Give a verbatim quotation of every record.

• RECORDS FOR THIS TASK
-- BEGIN --

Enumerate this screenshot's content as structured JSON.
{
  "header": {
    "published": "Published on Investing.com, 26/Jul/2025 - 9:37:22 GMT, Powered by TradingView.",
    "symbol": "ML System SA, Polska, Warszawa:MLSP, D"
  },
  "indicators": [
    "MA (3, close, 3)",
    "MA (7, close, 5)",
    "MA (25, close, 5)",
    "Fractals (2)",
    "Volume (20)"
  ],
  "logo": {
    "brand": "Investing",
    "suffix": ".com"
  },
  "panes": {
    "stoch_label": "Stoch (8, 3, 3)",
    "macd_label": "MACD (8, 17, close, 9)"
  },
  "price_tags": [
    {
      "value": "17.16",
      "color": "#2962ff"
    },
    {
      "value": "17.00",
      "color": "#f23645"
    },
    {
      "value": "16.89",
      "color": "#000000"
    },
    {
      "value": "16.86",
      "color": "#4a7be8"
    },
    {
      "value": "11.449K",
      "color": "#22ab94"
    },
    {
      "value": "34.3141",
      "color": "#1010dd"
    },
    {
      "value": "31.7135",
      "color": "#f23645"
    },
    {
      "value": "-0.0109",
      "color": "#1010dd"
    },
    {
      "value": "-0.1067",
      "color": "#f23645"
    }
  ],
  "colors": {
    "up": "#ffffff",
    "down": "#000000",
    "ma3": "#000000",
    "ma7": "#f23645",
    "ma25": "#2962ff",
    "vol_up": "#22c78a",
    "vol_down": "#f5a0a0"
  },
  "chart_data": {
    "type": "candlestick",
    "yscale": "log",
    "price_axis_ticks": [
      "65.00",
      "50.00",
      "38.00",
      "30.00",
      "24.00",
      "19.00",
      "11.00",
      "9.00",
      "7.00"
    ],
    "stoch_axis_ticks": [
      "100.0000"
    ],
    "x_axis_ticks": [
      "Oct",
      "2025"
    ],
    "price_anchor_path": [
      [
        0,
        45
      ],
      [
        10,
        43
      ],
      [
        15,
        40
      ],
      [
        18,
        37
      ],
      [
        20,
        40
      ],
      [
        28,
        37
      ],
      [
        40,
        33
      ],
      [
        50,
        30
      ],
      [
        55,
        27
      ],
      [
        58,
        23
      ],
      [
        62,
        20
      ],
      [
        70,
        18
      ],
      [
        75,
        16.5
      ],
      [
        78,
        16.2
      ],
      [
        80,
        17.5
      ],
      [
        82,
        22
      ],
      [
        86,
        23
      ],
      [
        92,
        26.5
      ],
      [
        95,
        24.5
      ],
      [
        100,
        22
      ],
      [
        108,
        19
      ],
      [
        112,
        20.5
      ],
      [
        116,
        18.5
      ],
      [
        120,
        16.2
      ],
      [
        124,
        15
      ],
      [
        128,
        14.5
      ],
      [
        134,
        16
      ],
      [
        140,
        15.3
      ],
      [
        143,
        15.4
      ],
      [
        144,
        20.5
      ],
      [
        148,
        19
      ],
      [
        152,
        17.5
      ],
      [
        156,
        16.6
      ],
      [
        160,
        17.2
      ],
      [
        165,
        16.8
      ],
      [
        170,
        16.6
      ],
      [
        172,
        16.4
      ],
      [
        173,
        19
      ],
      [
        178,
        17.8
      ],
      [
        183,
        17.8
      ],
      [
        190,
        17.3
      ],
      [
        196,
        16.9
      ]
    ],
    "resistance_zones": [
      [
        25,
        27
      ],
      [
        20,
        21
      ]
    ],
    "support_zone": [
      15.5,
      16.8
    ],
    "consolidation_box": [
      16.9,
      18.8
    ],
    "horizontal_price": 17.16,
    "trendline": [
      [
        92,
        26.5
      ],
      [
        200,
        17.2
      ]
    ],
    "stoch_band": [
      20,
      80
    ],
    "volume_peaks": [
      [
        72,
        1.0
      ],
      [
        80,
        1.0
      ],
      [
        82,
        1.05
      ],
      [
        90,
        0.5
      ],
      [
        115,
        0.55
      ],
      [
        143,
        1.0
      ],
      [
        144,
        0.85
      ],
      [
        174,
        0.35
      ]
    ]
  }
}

-- END --

• EXPECTED ANSWER
Enumerate this screenshot's content as structured JSON.
{
  "header": {
    "published": "Published on Investing.com, 26/Jul/2025 - 9:37:22 GMT, Powered by TradingView.",
    "symbol": "ML System SA, Polska, Warszawa:MLSP, D"
  },
  "indicators": [
    "MA (3, close, 3)",
    "MA (7, close, 5)",
    "MA (25, close, 5)",
    "Fractals (2)",
    "Volume (20)"
  ],
  "logo": {
    "brand": "Investing",
    "suffix": ".com"
  },
  "panes": {
    "stoch_label": "Stoch (8, 3, 3)",
    "macd_label": "MACD (8, 17, close, 9)"
  },
  "price_tags": [
    {
      "value": "17.16",
      "color": "#2962ff"
    },
    {
      "value": "17.00",
      "color": "#f23645"
    },
    {
      "value": "16.89",
      "color": "#000000"
    },
    {
      "value": "16.86",
      "color": "#4a7be8"
    },
    {
      "value": "11.449K",
      "color": "#22ab94"
    },
    {
      "value": "34.3141",
      "color": "#1010dd"
    },
    {
      "value": "31.7135",
      "color": "#f23645"
    },
    {
      "value": "-0.0109",
      "color": "#1010dd"
    },
    {
      "value": "-0.1067",
      "color": "#f23645"
    }
  ],
  "colors": {
    "up": "#ffffff",
    "down": "#000000",
    "ma3": "#000000",
    "ma7": "#f23645",
    "ma25": "#2962ff",
    "vol_up": "#22c78a",
    "vol_down": "#f5a0a0"
  },
  "chart_data": {
    "type": "candlestick",
    "yscale": "log",
    "price_axis_ticks": [
      "65.00",
      "50.00",
      "38.00",
      "30.00",
      "24.00",
      "19.00",
      "11.00",
      "9.00",
      "7.00"
    ],
    "stoch_axis_ticks": [
      "100.0000"
    ],
    "x_axis_ticks": [
      "Oct",
      "2025"
    ],
    "price_anchor_path": [
      [
        0,
        45
      ],
      [
        10,
        43
      ],
      [
        15,
        40
      ],
      [
        18,
        37
      ],
      [
        20,
        40
      ],
      [
        28,
        37
      ],
      [
        40,
        33
      ],
      [
        50,
        30
      ],
      [
        55,
        27
      ],
      [
        58,
        23
      ],
      [
        62,
        20
      ],
      [
        70,
        18
      ],
      [
        75,
        16.5
      ],
      [
        78,
        16.2
      ],
      [
        80,
        17.5
      ],
      [
        82,
        22
      ],
      [
        86,
        23
      ],
      [
        92,
        26.5
      ],
      [
        95,
        24.5
      ],
      [
        100,
        22
      ],
      [
        108,
        19
      ],
      [
        112,
        20.5
      ],
      [
        116,
        18.5
      ],
      [
        120,
        16.2
      ],
      [
        124,
        15
      ],
      [
        128,
        14.5
      ],
      [
        134,
        16
      ],
      [
        140,
        15.3
      ],
      [
        143,
        15.4
      ],
      [
        144,
        20.5
      ],
      [
        148,
        19
      ],
      [
        152,
        17.5
      ],
      [
        156,
        16.6
      ],
      [
        160,
        17.2
      ],
      [
        165,
        16.8
      ],
      [
        170,
        16.6
      ],
      [
        172,
        16.4
      ],
      [
        173,
        19
      ],
      [
        178,
        17.8
      ],
      [
        183,
        17.8
      ],
      [
        190,
        17.3
      ],
      [
        196,
        16.9
      ]
    ],
    "resistance_zones": [
      [
        25,
        27
      ],
      [
        20,
        21
      ]
    ],
    "support_zone": [
      15.5,
      16.8
    ],
    "consolidation_box": [
      16.9,
      18.8
    ],
    "horizontal_price": 17.16,
    "trendline": [
      [
        92,
        26.5
      ],
      [
        200,
        17.2
      ]
    ],
    "stoch_band": [
      20,
      80
    ],
    "volume_peaks": [
      [
        72,
        1.0
      ],
      [
        80,
        1.0
      ],
      [
        82,
        1.05
      ],
      [
        90,
        0.5
      ],
      [
        115,
        0.55
      ],
      [
        143,
        1.0
      ],
      [
        144,
        0.85
      ],
      [
        174,
        0.35
      ]
    ]
  }
}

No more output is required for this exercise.